**Challenge**
Take the line with "Transcribe this image's" and every line after it, through the end of the listing, and give them again exactly, pictures excluded.

-- Start of The records --

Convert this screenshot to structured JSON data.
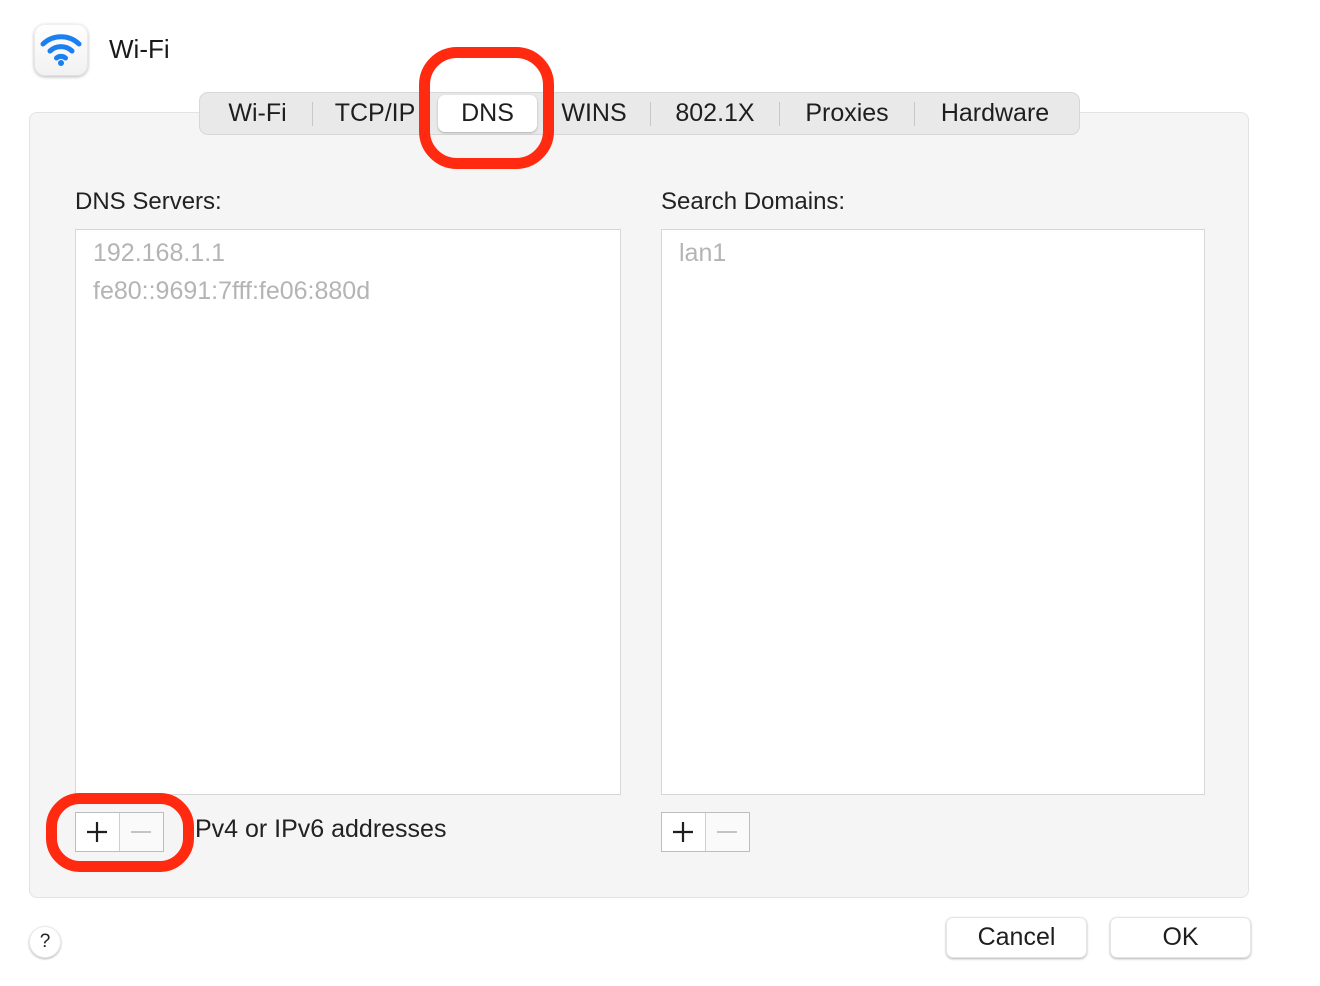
{
  "window": {
    "title": "Wi-Fi",
    "icon": "wifi-icon",
    "accent": "#1a7ff0"
  },
  "tabs": [
    {
      "label": "Wi-Fi",
      "selected": false
    },
    {
      "label": "TCP/IP",
      "selected": false
    },
    {
      "label": "DNS",
      "selected": true
    },
    {
      "label": "WINS",
      "selected": false
    },
    {
      "label": "802.1X",
      "selected": false
    },
    {
      "label": "Proxies",
      "selected": false
    },
    {
      "label": "Hardware",
      "selected": false
    }
  ],
  "dns_servers": {
    "label": "DNS Servers:",
    "items": [
      "192.168.1.1",
      "fe80::9691:7fff:fe06:880d"
    ],
    "hint": "IPv4 or IPv6 addresses",
    "add_icon": "plus-icon",
    "remove_icon": "minus-icon"
  },
  "search_domains": {
    "label": "Search Domains:",
    "items": [
      "lan1"
    ],
    "add_icon": "plus-icon",
    "remove_icon": "minus-icon"
  },
  "footer": {
    "help_label": "?",
    "cancel_label": "Cancel",
    "ok_label": "OK"
  },
  "annotations": {
    "ring_color": "#ff2a0f",
    "highlighted": [
      "tab-dns",
      "dns-servers-add-remove"
    ]
  }
}
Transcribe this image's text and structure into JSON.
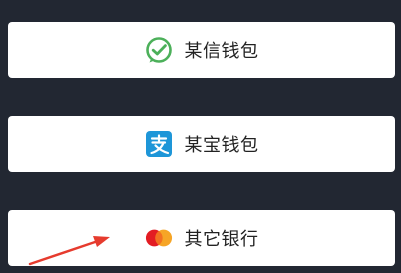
{
  "buttons": [
    {
      "label": "某信钱包",
      "icon": "wechat-pay-icon",
      "icon_color": "#4cb05a"
    },
    {
      "label": "某宝钱包",
      "icon": "alipay-icon",
      "icon_color": "#1e96d8"
    },
    {
      "label": "其它银行",
      "icon": "mastercard-icon",
      "icon_colors": [
        "#e31c23",
        "#f6a01a"
      ]
    }
  ],
  "annotation": {
    "arrow_color": "#e63b2e"
  },
  "colors": {
    "background": "#222732",
    "button": "#ffffff"
  }
}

-- End of The records --

**Task output**
Transcribe this image's text and structure into JSON.
{
  "buttons": [
    {
      "label": "某信钱包",
      "icon": "wechat-pay-icon",
      "icon_color": "#4cb05a"
    },
    {
      "label": "某宝钱包",
      "icon": "alipay-icon",
      "icon_color": "#1e96d8"
    },
    {
      "label": "其它银行",
      "icon": "mastercard-icon",
      "icon_colors": [
        "#e31c23",
        "#f6a01a"
      ]
    }
  ],
  "annotation": {
    "arrow_color": "#e63b2e"
  },
  "colors": {
    "background": "#222732",
    "button": "#ffffff"
  }
}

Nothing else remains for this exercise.